## START Input for this task
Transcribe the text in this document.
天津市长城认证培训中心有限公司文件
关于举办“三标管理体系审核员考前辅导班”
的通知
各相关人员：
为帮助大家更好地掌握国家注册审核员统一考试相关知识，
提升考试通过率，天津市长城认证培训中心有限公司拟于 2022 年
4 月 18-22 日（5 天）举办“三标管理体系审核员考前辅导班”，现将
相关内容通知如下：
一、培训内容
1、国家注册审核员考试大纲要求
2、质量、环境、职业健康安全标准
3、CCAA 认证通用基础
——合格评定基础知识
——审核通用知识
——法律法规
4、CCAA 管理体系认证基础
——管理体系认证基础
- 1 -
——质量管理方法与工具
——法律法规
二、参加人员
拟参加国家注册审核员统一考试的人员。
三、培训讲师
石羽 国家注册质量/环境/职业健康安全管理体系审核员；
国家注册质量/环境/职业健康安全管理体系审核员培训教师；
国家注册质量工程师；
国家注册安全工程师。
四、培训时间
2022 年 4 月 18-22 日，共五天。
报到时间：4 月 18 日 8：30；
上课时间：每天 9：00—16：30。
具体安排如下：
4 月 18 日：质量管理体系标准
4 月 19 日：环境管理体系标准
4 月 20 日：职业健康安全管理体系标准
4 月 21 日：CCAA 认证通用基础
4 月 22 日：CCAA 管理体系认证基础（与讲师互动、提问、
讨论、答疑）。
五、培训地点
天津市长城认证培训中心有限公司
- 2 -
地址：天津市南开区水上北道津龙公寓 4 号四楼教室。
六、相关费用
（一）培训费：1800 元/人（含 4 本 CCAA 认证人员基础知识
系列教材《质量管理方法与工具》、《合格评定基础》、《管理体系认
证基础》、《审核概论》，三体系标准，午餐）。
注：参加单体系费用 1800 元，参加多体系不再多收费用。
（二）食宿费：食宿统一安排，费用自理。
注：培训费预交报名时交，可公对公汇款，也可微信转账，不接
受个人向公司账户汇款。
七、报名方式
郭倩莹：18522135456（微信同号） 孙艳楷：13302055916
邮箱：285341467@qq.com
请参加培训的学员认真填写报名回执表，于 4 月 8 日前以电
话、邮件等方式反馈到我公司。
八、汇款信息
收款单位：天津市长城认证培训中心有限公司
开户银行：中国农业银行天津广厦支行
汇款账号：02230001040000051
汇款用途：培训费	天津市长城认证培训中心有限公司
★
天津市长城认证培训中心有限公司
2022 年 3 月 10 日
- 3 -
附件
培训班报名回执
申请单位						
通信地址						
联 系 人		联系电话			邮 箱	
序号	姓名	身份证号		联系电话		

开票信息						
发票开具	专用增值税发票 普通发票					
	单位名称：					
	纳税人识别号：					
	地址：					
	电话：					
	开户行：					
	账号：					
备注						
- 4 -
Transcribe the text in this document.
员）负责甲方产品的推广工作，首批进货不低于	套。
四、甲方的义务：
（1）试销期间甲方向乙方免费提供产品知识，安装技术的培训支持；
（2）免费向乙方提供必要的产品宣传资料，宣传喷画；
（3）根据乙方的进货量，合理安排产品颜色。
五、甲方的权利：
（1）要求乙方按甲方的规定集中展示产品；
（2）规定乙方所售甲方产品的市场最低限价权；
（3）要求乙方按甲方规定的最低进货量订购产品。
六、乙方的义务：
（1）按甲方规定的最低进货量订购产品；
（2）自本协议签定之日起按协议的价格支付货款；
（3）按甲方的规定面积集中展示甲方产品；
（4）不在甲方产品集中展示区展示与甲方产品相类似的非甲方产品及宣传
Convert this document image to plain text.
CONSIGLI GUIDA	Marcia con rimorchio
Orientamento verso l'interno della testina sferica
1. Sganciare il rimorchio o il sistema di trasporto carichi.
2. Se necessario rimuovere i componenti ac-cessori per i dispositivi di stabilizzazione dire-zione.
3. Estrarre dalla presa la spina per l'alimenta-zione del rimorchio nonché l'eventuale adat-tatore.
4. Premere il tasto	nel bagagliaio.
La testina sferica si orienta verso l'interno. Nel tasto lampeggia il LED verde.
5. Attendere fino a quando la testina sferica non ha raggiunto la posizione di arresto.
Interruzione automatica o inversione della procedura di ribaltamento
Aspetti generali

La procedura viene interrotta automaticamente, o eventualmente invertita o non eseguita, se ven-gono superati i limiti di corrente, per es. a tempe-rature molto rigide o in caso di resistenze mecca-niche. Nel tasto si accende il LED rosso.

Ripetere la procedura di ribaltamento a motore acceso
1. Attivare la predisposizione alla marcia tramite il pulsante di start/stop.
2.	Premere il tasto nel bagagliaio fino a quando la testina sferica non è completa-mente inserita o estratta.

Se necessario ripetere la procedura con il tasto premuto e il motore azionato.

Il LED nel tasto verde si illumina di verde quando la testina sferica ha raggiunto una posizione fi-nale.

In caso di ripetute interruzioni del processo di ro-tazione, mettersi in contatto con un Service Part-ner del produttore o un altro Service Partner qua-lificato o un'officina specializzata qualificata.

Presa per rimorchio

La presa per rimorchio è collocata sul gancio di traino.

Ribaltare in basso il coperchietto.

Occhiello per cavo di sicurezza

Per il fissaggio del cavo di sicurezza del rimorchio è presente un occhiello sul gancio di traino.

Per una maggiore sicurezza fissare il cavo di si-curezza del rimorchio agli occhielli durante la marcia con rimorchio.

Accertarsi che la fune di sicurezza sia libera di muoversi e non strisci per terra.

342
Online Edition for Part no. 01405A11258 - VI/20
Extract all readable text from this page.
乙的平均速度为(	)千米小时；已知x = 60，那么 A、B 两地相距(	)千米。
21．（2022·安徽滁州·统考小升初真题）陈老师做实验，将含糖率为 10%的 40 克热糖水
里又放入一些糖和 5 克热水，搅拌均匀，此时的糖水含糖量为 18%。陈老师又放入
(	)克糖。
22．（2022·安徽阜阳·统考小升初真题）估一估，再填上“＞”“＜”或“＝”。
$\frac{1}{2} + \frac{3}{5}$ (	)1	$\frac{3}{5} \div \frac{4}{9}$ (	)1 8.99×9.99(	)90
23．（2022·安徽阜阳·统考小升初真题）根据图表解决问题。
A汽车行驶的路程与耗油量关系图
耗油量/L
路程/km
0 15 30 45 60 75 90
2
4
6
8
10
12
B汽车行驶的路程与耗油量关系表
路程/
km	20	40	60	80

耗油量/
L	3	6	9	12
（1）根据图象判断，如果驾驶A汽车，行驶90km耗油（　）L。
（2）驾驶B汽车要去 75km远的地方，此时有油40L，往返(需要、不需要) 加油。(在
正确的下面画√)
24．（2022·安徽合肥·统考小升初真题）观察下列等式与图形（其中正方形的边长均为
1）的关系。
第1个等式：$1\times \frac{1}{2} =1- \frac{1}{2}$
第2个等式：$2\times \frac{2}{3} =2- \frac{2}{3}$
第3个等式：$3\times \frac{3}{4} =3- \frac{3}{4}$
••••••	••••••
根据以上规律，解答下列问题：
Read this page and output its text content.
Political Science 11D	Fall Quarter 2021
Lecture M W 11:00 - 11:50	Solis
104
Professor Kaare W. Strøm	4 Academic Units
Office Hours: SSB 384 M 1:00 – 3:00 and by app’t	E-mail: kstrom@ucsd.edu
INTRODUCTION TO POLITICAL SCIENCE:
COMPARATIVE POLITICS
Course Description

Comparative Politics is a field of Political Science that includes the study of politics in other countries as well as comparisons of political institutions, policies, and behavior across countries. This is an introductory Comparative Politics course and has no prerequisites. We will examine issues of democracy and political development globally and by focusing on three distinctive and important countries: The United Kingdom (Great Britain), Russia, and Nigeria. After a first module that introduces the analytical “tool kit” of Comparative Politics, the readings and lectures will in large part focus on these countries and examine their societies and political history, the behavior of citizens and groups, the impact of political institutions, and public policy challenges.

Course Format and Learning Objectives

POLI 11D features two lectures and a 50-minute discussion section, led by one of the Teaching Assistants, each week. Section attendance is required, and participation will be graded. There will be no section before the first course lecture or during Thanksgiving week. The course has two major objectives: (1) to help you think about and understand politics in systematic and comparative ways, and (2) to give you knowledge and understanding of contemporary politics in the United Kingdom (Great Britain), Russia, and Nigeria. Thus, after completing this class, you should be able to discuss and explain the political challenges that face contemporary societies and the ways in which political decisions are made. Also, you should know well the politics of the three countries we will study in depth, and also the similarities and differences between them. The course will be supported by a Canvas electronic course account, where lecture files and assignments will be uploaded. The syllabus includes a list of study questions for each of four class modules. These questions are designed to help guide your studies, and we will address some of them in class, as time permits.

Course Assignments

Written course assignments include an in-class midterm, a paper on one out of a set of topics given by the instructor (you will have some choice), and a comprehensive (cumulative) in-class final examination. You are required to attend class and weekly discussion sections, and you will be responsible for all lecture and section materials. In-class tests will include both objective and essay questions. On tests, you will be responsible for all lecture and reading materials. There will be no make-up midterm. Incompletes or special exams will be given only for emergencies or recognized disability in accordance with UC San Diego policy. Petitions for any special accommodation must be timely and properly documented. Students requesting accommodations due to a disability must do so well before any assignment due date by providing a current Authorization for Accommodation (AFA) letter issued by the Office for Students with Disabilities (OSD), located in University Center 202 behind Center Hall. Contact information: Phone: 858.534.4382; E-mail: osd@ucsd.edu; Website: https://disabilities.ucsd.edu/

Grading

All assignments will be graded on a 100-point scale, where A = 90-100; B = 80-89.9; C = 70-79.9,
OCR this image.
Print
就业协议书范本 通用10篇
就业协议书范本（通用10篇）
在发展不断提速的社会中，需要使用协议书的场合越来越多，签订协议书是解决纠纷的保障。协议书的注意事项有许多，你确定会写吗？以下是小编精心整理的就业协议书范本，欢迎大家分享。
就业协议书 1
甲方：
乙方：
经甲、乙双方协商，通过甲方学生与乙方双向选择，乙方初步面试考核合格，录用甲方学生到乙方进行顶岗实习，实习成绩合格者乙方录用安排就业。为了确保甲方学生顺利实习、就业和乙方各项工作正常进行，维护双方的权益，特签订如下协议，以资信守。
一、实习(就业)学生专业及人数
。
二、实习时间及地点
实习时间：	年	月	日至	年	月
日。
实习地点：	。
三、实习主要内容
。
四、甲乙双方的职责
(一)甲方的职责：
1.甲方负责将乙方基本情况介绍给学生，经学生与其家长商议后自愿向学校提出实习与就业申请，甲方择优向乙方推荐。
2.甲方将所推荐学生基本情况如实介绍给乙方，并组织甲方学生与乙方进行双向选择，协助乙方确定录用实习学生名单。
## END Input for this task
Written task: Show every line from the entries above in which the word "bagagliaio" appears.

Exercise response:
4. Premere il tasto	nel bagagliaio.
2.	Premere il tasto nel bagagliaio fino a quando la testina sferica non è completa-mente inserita o estratta.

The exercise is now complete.